* DATA FOR THIS EXERCISE
----------------

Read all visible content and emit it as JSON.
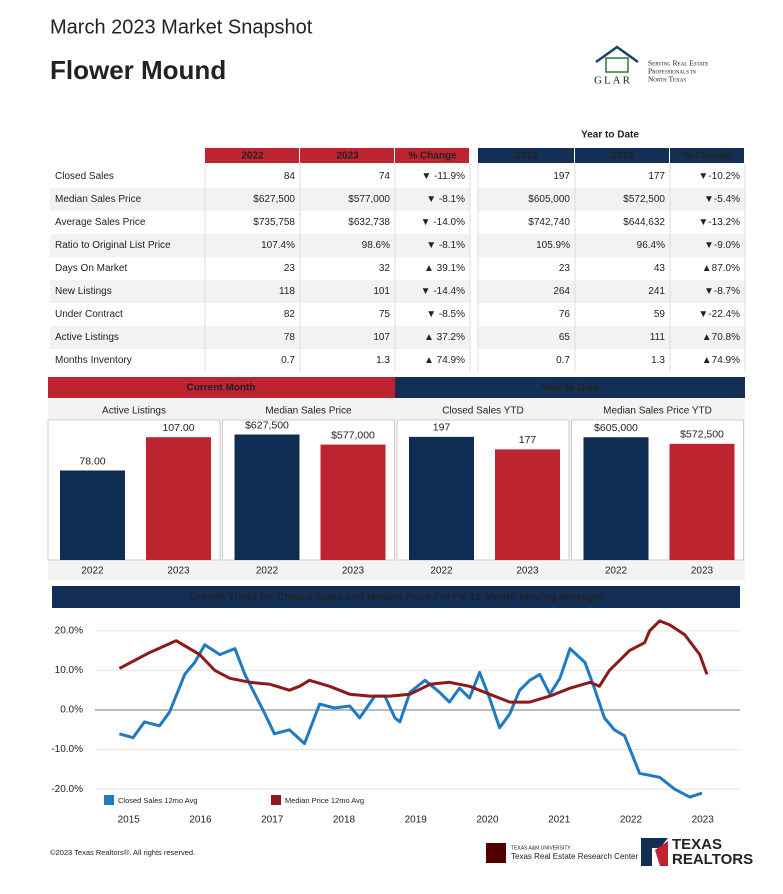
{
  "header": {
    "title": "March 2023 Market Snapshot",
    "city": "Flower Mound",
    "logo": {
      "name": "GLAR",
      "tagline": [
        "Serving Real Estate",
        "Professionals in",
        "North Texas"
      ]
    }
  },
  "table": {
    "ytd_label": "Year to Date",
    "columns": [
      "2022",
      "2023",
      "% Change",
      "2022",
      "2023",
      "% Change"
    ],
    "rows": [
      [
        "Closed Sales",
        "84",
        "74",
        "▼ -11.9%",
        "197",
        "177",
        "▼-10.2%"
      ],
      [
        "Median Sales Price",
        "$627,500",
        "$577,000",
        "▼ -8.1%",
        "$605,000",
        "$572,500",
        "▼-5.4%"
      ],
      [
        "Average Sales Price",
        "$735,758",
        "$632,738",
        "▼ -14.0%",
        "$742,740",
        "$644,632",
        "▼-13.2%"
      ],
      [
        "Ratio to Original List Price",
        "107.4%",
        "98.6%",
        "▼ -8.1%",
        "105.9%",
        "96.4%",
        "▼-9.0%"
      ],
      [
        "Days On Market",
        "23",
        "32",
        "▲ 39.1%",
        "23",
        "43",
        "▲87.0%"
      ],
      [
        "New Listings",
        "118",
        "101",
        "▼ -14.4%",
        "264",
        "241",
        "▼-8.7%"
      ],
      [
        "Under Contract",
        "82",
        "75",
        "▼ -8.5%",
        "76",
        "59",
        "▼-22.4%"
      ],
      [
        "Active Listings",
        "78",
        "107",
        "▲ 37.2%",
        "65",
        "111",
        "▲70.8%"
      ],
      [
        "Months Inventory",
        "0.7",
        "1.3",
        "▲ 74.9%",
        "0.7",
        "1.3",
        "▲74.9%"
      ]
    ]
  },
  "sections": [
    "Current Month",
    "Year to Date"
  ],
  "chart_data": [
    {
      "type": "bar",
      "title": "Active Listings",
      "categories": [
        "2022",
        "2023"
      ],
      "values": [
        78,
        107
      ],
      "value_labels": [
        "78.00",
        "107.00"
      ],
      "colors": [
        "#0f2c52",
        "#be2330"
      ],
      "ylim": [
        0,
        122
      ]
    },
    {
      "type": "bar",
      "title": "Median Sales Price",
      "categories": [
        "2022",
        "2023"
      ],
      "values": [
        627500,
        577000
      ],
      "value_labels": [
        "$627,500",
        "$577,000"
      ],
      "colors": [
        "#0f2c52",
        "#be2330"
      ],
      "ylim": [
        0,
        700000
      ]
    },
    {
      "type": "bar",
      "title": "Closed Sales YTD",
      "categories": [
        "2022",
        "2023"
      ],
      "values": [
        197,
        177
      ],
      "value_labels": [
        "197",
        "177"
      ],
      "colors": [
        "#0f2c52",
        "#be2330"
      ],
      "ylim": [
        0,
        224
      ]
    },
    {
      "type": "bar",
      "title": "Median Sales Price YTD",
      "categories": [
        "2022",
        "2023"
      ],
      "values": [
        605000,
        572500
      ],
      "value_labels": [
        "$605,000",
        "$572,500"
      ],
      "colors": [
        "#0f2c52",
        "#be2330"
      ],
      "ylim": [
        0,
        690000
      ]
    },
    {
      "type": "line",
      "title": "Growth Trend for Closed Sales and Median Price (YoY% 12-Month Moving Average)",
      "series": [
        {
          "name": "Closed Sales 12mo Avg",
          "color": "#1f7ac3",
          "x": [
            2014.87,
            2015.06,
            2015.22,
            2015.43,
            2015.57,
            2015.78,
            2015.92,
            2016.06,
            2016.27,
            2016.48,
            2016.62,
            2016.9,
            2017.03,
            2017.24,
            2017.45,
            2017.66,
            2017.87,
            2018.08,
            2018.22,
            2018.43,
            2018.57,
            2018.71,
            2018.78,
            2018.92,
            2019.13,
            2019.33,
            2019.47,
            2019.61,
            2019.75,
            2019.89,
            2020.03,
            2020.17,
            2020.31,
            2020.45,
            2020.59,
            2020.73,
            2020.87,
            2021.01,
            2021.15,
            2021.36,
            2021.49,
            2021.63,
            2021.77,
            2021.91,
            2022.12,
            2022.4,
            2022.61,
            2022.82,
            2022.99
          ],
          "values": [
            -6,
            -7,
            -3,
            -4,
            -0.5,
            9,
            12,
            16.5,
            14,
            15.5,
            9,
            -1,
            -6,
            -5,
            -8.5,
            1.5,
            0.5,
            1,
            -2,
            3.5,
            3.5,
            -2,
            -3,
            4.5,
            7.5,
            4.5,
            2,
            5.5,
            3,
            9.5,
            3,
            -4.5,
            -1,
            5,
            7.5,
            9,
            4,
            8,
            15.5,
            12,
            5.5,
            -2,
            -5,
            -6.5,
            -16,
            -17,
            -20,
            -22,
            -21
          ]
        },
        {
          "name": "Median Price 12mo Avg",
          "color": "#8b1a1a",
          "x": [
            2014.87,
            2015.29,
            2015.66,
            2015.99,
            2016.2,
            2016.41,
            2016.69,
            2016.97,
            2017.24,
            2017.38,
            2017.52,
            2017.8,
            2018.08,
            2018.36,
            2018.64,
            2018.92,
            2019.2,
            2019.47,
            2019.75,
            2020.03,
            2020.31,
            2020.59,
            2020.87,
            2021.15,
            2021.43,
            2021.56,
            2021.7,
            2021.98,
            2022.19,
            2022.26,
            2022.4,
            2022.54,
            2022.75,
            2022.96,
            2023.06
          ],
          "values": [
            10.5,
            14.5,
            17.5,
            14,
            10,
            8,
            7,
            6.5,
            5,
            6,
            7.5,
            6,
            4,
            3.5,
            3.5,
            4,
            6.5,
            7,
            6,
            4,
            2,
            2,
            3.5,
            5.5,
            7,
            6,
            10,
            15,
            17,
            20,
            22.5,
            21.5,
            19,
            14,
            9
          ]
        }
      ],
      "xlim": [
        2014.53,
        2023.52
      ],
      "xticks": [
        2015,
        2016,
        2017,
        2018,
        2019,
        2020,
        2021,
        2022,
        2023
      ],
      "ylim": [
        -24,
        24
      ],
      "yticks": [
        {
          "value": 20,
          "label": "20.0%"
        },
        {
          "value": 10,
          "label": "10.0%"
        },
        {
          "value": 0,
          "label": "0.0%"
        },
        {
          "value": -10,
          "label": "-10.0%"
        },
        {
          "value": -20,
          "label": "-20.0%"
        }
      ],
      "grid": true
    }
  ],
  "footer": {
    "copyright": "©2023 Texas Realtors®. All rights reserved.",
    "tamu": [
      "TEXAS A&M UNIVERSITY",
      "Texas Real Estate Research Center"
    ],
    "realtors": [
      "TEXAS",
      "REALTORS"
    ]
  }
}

----------------

* WHAT TO PRODUCE
Output the entries above exactly, without their pictures.

* WRITTEN RESPONSE
Read all visible content and emit it as JSON.
{
  "header": {
    "title": "March 2023 Market Snapshot",
    "city": "Flower Mound",
    "logo": {
      "name": "GLAR",
      "tagline": [
        "Serving Real Estate",
        "Professionals in",
        "North Texas"
      ]
    }
  },
  "table": {
    "ytd_label": "Year to Date",
    "columns": [
      "2022",
      "2023",
      "% Change",
      "2022",
      "2023",
      "% Change"
    ],
    "rows": [
      [
        "Closed Sales",
        "84",
        "74",
        "▼ -11.9%",
        "197",
        "177",
        "▼-10.2%"
      ],
      [
        "Median Sales Price",
        "$627,500",
        "$577,000",
        "▼ -8.1%",
        "$605,000",
        "$572,500",
        "▼-5.4%"
      ],
      [
        "Average Sales Price",
        "$735,758",
        "$632,738",
        "▼ -14.0%",
        "$742,740",
        "$644,632",
        "▼-13.2%"
      ],
      [
        "Ratio to Original List Price",
        "107.4%",
        "98.6%",
        "▼ -8.1%",
        "105.9%",
        "96.4%",
        "▼-9.0%"
      ],
      [
        "Days On Market",
        "23",
        "32",
        "▲ 39.1%",
        "23",
        "43",
        "▲87.0%"
      ],
      [
        "New Listings",
        "118",
        "101",
        "▼ -14.4%",
        "264",
        "241",
        "▼-8.7%"
      ],
      [
        "Under Contract",
        "82",
        "75",
        "▼ -8.5%",
        "76",
        "59",
        "▼-22.4%"
      ],
      [
        "Active Listings",
        "78",
        "107",
        "▲ 37.2%",
        "65",
        "111",
        "▲70.8%"
      ],
      [
        "Months Inventory",
        "0.7",
        "1.3",
        "▲ 74.9%",
        "0.7",
        "1.3",
        "▲74.9%"
      ]
    ]
  },
  "sections": [
    "Current Month",
    "Year to Date"
  ],
  "chart_data": [
    {
      "type": "bar",
      "title": "Active Listings",
      "categories": [
        "2022",
        "2023"
      ],
      "values": [
        78,
        107
      ],
      "value_labels": [
        "78.00",
        "107.00"
      ],
      "colors": [
        "#0f2c52",
        "#be2330"
      ],
      "ylim": [
        0,
        122
      ]
    },
    {
      "type": "bar",
      "title": "Median Sales Price",
      "categories": [
        "2022",
        "2023"
      ],
      "values": [
        627500,
        577000
      ],
      "value_labels": [
        "$627,500",
        "$577,000"
      ],
      "colors": [
        "#0f2c52",
        "#be2330"
      ],
      "ylim": [
        0,
        700000
      ]
    },
    {
      "type": "bar",
      "title": "Closed Sales YTD",
      "categories": [
        "2022",
        "2023"
      ],
      "values": [
        197,
        177
      ],
      "value_labels": [
        "197",
        "177"
      ],
      "colors": [
        "#0f2c52",
        "#be2330"
      ],
      "ylim": [
        0,
        224
      ]
    },
    {
      "type": "bar",
      "title": "Median Sales Price YTD",
      "categories": [
        "2022",
        "2023"
      ],
      "values": [
        605000,
        572500
      ],
      "value_labels": [
        "$605,000",
        "$572,500"
      ],
      "colors": [
        "#0f2c52",
        "#be2330"
      ],
      "ylim": [
        0,
        690000
      ]
    },
    {
      "type": "line",
      "title": "Growth Trend for Closed Sales and Median Price (YoY% 12-Month Moving Average)",
      "series": [
        {
          "name": "Closed Sales 12mo Avg",
          "color": "#1f7ac3",
          "x": [
            2014.87,
            2015.06,
            2015.22,
            2015.43,
            2015.57,
            2015.78,
            2015.92,
            2016.06,
            2016.27,
            2016.48,
            2016.62,
            2016.9,
            2017.03,
            2017.24,
            2017.45,
            2017.66,
            2017.87,
            2018.08,
            2018.22,
            2018.43,
            2018.57,
            2018.71,
            2018.78,
            2018.92,
            2019.13,
            2019.33,
            2019.47,
            2019.61,
            2019.75,
            2019.89,
            2020.03,
            2020.17,
            2020.31,
            2020.45,
            2020.59,
            2020.73,
            2020.87,
            2021.01,
            2021.15,
            2021.36,
            2021.49,
            2021.63,
            2021.77,
            2021.91,
            2022.12,
            2022.4,
            2022.61,
            2022.82,
            2022.99
          ],
          "values": [
            -6,
            -7,
            -3,
            -4,
            -0.5,
            9,
            12,
            16.5,
            14,
            15.5,
            9,
            -1,
            -6,
            -5,
            -8.5,
            1.5,
            0.5,
            1,
            -2,
            3.5,
            3.5,
            -2,
            -3,
            4.5,
            7.5,
            4.5,
            2,
            5.5,
            3,
            9.5,
            3,
            -4.5,
            -1,
            5,
            7.5,
            9,
            4,
            8,
            15.5,
            12,
            5.5,
            -2,
            -5,
            -6.5,
            -16,
            -17,
            -20,
            -22,
            -21
          ]
        },
        {
          "name": "Median Price 12mo Avg",
          "color": "#8b1a1a",
          "x": [
            2014.87,
            2015.29,
            2015.66,
            2015.99,
            2016.2,
            2016.41,
            2016.69,
            2016.97,
            2017.24,
            2017.38,
            2017.52,
            2017.8,
            2018.08,
            2018.36,
            2018.64,
            2018.92,
            2019.2,
            2019.47,
            2019.75,
            2020.03,
            2020.31,
            2020.59,
            2020.87,
            2021.15,
            2021.43,
            2021.56,
            2021.7,
            2021.98,
            2022.19,
            2022.26,
            2022.4,
            2022.54,
            2022.75,
            2022.96,
            2023.06
          ],
          "values": [
            10.5,
            14.5,
            17.5,
            14,
            10,
            8,
            7,
            6.5,
            5,
            6,
            7.5,
            6,
            4,
            3.5,
            3.5,
            4,
            6.5,
            7,
            6,
            4,
            2,
            2,
            3.5,
            5.5,
            7,
            6,
            10,
            15,
            17,
            20,
            22.5,
            21.5,
            19,
            14,
            9
          ]
        }
      ],
      "xlim": [
        2014.53,
        2023.52
      ],
      "xticks": [
        2015,
        2016,
        2017,
        2018,
        2019,
        2020,
        2021,
        2022,
        2023
      ],
      "ylim": [
        -24,
        24
      ],
      "yticks": [
        {
          "value": 20,
          "label": "20.0%"
        },
        {
          "value": 10,
          "label": "10.0%"
        },
        {
          "value": 0,
          "label": "0.0%"
        },
        {
          "value": -10,
          "label": "-10.0%"
        },
        {
          "value": -20,
          "label": "-20.0%"
        }
      ],
      "grid": true
    }
  ],
  "footer": {
    "copyright": "©2023 Texas Realtors®. All rights reserved.",
    "tamu": [
      "TEXAS A&M UNIVERSITY",
      "Texas Real Estate Research Center"
    ],
    "realtors": [
      "TEXAS",
      "REALTORS"
    ]
  }
}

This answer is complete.